_Raw data_

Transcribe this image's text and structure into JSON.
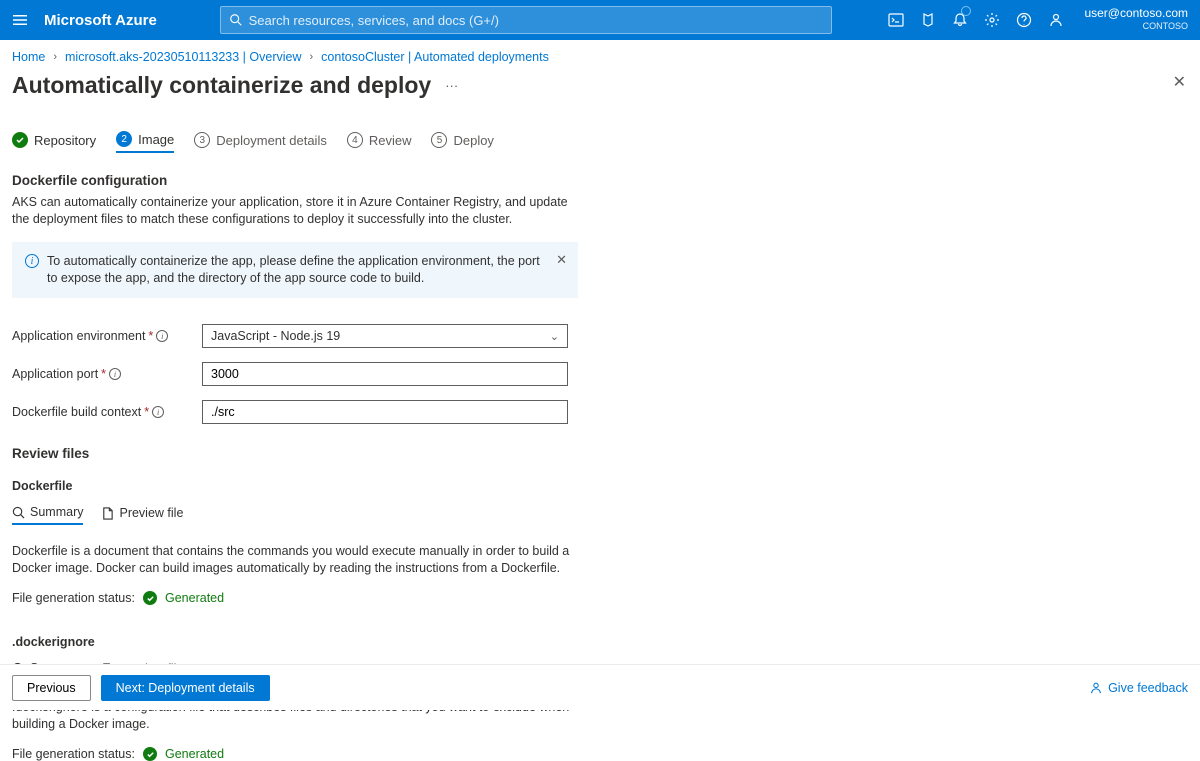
{
  "header": {
    "brand": "Microsoft Azure",
    "search_placeholder": "Search resources, services, and docs (G+/)",
    "user_email": "user@contoso.com",
    "user_org": "CONTOSO"
  },
  "breadcrumb": [
    "Home",
    "microsoft.aks-20230510113233 | Overview",
    "contosoCluster | Automated deployments"
  ],
  "page": {
    "title": "Automatically containerize and deploy"
  },
  "steps": [
    {
      "label": "Repository",
      "state": "done"
    },
    {
      "label": "Image",
      "state": "current",
      "num": "2"
    },
    {
      "label": "Deployment details",
      "state": "pending",
      "num": "3"
    },
    {
      "label": "Review",
      "state": "pending",
      "num": "4"
    },
    {
      "label": "Deploy",
      "state": "pending",
      "num": "5"
    }
  ],
  "dockerfile_config": {
    "heading": "Dockerfile configuration",
    "desc": "AKS can automatically containerize your application, store it in Azure Container Registry, and update the deployment files to match these configurations to deploy it successfully into the cluster.",
    "info": "To automatically containerize the app, please define the application environment, the port to expose the app, and the directory of the app source code to build."
  },
  "form": {
    "env_label": "Application environment",
    "env_value": "JavaScript - Node.js 19",
    "port_label": "Application port",
    "port_value": "3000",
    "ctx_label": "Dockerfile build context",
    "ctx_value": "./src"
  },
  "review": {
    "heading": "Review files",
    "tabs": {
      "summary": "Summary",
      "preview": "Preview file"
    },
    "dockerfile": {
      "title": "Dockerfile",
      "desc": "Dockerfile is a document that contains the commands you would execute manually in order to build a Docker image. Docker can build images automatically by reading the instructions from a Dockerfile.",
      "status_label": "File generation status:",
      "status_value": "Generated"
    },
    "dockerignore": {
      "title": ".dockerignore",
      "desc": ".dockerignore is a configuration file that describes files and directories that you want to exclude when building a Docker image.",
      "status_label": "File generation status:",
      "status_value": "Generated"
    }
  },
  "footer": {
    "previous": "Previous",
    "next": "Next: Deployment details",
    "feedback": "Give feedback"
  }
}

_What to do_
Transcribe all the lines above exactly, apart from the pictures.

_Problem solution_
Transcribe this image's text and structure into JSON.
{
  "header": {
    "brand": "Microsoft Azure",
    "search_placeholder": "Search resources, services, and docs (G+/)",
    "user_email": "user@contoso.com",
    "user_org": "CONTOSO"
  },
  "breadcrumb": [
    "Home",
    "microsoft.aks-20230510113233 | Overview",
    "contosoCluster | Automated deployments"
  ],
  "page": {
    "title": "Automatically containerize and deploy"
  },
  "steps": [
    {
      "label": "Repository",
      "state": "done"
    },
    {
      "label": "Image",
      "state": "current",
      "num": "2"
    },
    {
      "label": "Deployment details",
      "state": "pending",
      "num": "3"
    },
    {
      "label": "Review",
      "state": "pending",
      "num": "4"
    },
    {
      "label": "Deploy",
      "state": "pending",
      "num": "5"
    }
  ],
  "dockerfile_config": {
    "heading": "Dockerfile configuration",
    "desc": "AKS can automatically containerize your application, store it in Azure Container Registry, and update the deployment files to match these configurations to deploy it successfully into the cluster.",
    "info": "To automatically containerize the app, please define the application environment, the port to expose the app, and the directory of the app source code to build."
  },
  "form": {
    "env_label": "Application environment",
    "env_value": "JavaScript - Node.js 19",
    "port_label": "Application port",
    "port_value": "3000",
    "ctx_label": "Dockerfile build context",
    "ctx_value": "./src"
  },
  "review": {
    "heading": "Review files",
    "tabs": {
      "summary": "Summary",
      "preview": "Preview file"
    },
    "dockerfile": {
      "title": "Dockerfile",
      "desc": "Dockerfile is a document that contains the commands you would execute manually in order to build a Docker image. Docker can build images automatically by reading the instructions from a Dockerfile.",
      "status_label": "File generation status:",
      "status_value": "Generated"
    },
    "dockerignore": {
      "title": ".dockerignore",
      "desc": ".dockerignore is a configuration file that describes files and directories that you want to exclude when building a Docker image.",
      "status_label": "File generation status:",
      "status_value": "Generated"
    }
  },
  "footer": {
    "previous": "Previous",
    "next": "Next: Deployment details",
    "feedback": "Give feedback"
  }
}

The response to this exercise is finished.